_TASK REQUIREMENTS_
Provide an exact reproduction of every entry.

_WORKING DATA_
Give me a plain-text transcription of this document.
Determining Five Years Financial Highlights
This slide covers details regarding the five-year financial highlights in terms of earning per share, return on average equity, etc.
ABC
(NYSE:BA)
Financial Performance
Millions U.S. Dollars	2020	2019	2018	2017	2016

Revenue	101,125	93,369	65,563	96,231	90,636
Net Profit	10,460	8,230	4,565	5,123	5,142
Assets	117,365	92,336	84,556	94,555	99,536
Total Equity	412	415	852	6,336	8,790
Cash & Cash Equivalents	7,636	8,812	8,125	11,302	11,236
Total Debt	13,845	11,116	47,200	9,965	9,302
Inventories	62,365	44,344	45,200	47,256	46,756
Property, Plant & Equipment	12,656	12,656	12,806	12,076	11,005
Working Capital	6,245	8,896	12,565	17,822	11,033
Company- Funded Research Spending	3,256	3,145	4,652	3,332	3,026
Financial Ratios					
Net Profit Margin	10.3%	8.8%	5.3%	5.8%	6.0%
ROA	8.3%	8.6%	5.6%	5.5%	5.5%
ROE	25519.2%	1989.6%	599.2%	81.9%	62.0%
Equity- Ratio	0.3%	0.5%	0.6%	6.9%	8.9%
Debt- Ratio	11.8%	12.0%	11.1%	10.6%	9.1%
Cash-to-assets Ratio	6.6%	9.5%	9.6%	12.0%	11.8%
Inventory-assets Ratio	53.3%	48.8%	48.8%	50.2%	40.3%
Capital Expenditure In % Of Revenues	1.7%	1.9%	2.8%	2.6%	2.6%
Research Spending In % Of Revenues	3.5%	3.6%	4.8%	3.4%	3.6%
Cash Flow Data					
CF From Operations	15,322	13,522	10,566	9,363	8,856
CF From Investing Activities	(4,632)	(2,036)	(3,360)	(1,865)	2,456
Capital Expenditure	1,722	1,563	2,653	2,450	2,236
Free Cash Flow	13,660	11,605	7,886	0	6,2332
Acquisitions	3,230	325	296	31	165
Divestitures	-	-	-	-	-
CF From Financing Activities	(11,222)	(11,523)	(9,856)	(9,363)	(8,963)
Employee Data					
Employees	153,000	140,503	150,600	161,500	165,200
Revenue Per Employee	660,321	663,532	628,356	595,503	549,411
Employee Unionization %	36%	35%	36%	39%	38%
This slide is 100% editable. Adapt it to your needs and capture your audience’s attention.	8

_WORKED ANSWER_
Give me a plain-text transcription of this document.
Determining Five Years Financial Highlights
This slide covers details regarding the five-year financial highlights in terms of earning per share, return on average equity, etc.
ABC
(NYSE:BA)
Financial Performance
Millions U.S. Dollars	2020	2019	2018	2017	2016

Revenue	101,125	93,369	65,563	96,231	90,636
Net Profit	10,460	8,230	4,565	5,123	5,142
Assets	117,365	92,336	84,556	94,555	99,536
Total Equity	412	415	852	6,336	8,790
Cash & Cash Equivalents	7,636	8,812	8,125	11,302	11,236
Total Debt	13,845	11,116	47,200	9,965	9,302
Inventories	62,365	44,344	45,200	47,256	46,756
Property, Plant & Equipment	12,656	12,656	12,806	12,076	11,005
Working Capital	6,245	8,896	12,565	17,822	11,033
Company- Funded Research Spending	3,256	3,145	4,652	3,332	3,026
Financial Ratios					
Net Profit Margin	10.3%	8.8%	5.3%	5.8%	6.0%
ROA	8.3%	8.6%	5.6%	5.5%	5.5%
ROE	25519.2%	1989.6%	599.2%	81.9%	62.0%
Equity- Ratio	0.3%	0.5%	0.6%	6.9%	8.9%
Debt- Ratio	11.8%	12.0%	11.1%	10.6%	9.1%
Cash-to-assets Ratio	6.6%	9.5%	9.6%	12.0%	11.8%
Inventory-assets Ratio	53.3%	48.8%	48.8%	50.2%	40.3%
Capital Expenditure In % Of Revenues	1.7%	1.9%	2.8%	2.6%	2.6%
Research Spending In % Of Revenues	3.5%	3.6%	4.8%	3.4%	3.6%
Cash Flow Data					
CF From Operations	15,322	13,522	10,566	9,363	8,856
CF From Investing Activities	(4,632)	(2,036)	(3,360)	(1,865)	2,456
Capital Expenditure	1,722	1,563	2,653	2,450	2,236
Free Cash Flow	13,660	11,605	7,886	0	6,2332
Acquisitions	3,230	325	296	31	165
Divestitures	-	-	-	-	-
CF From Financing Activities	(11,222)	(11,523)	(9,856)	(9,363)	(8,963)
Employee Data					
Employees	153,000	140,503	150,600	161,500	165,200
Revenue Per Employee	660,321	663,532	628,356	595,503	549,411
Employee Unionization %	36%	35%	36%	39%	38%
This slide is 100% editable. Adapt it to your needs and capture your audience’s attention.	8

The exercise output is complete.